Exercise details:
Any picture among the records should be left out, please; retype the rest exactly.

____ Records supplied

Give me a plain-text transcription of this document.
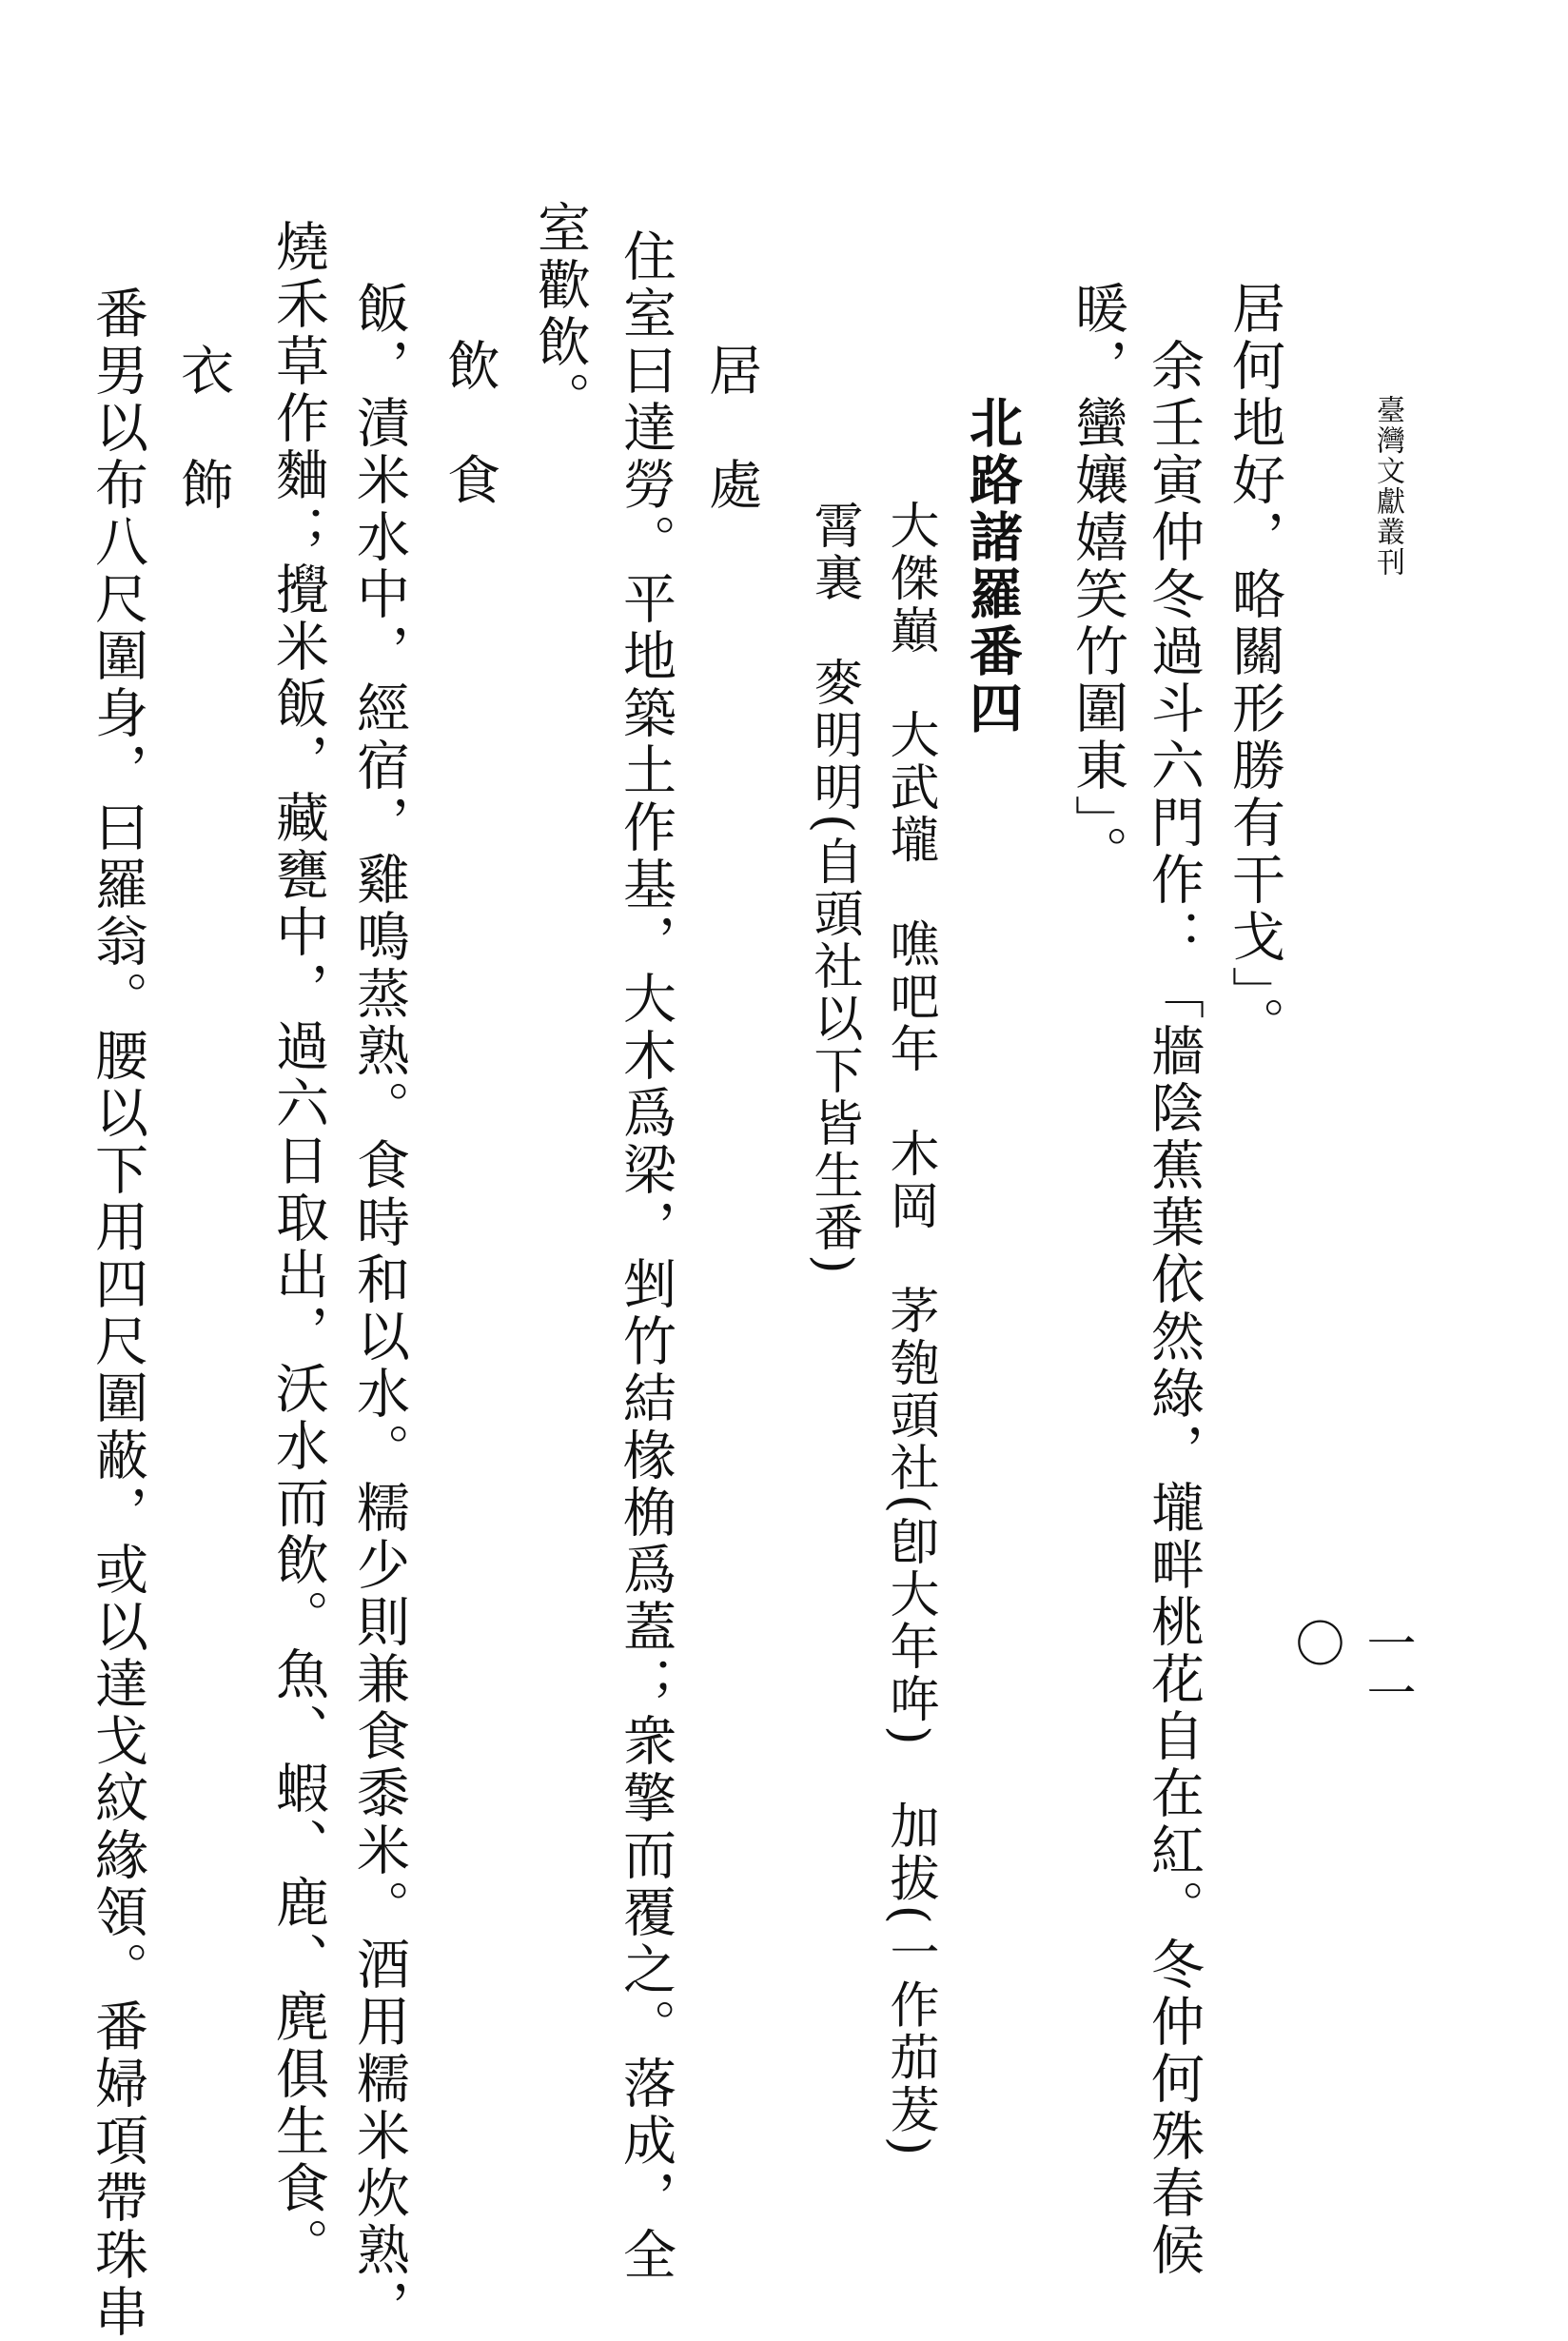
臺灣文獻叢刊
一一〇
居何地好，略關形勝有干戈」。
　余壬寅仲冬過斗六門作：「牆陰蕉葉依然綠，壠畔桃花自在紅。冬仲何殊春候
暖，蠻孃嬉笑竹圍東」。
　北路諸羅番四
　大傑巔　大武壠　噍吧年　木岡　茅匏頭社(卽大年哖)　加拔(一作茄茇)
　霄裏　麥明明(自頭社以下皆生番)
　居　處
住室曰達勞。平地築土作基，大木爲梁，剉竹結椽桷爲蓋；衆擎而覆之。落成，全
室歡飲。
　飲　食
飯，漬米水中，經宿，雞鳴蒸熟。食時和以水。糯少則兼食黍米。酒用糯米炊熟，
燒禾草作麯；攪米飯，藏甕中，過六日取出，沃水而飲。魚、蝦、鹿、麂俱生食。
　衣　飾
番男以布八尺圍身，曰羅翁。腰以下用四尺圍蔽，或以達戈紋緣領。番婦項帶珠串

________

Written response:
Give me a plain-text transcription of this document.
臺灣文獻叢刊
一一〇
居何地好，略關形勝有干戈」。
　余壬寅仲冬過斗六門作：「牆陰蕉葉依然綠，壠畔桃花自在紅。冬仲何殊春候
暖，蠻孃嬉笑竹圍東」。
　北路諸羅番四
　大傑巔　大武壠　噍吧年　木岡　茅匏頭社(卽大年哖)　加拔(一作茄茇)
　霄裏　麥明明(自頭社以下皆生番)
　居　處
住室曰達勞。平地築土作基，大木爲梁，剉竹結椽桷爲蓋；衆擎而覆之。落成，全
室歡飲。
　飲　食
飯，漬米水中，經宿，雞鳴蒸熟。食時和以水。糯少則兼食黍米。酒用糯米炊熟，
燒禾草作麯；攪米飯，藏甕中，過六日取出，沃水而飲。魚、蝦、鹿、麂俱生食。
　衣　飾
番男以布八尺圍身，曰羅翁。腰以下用四尺圍蔽，或以達戈紋緣領。番婦項帶珠串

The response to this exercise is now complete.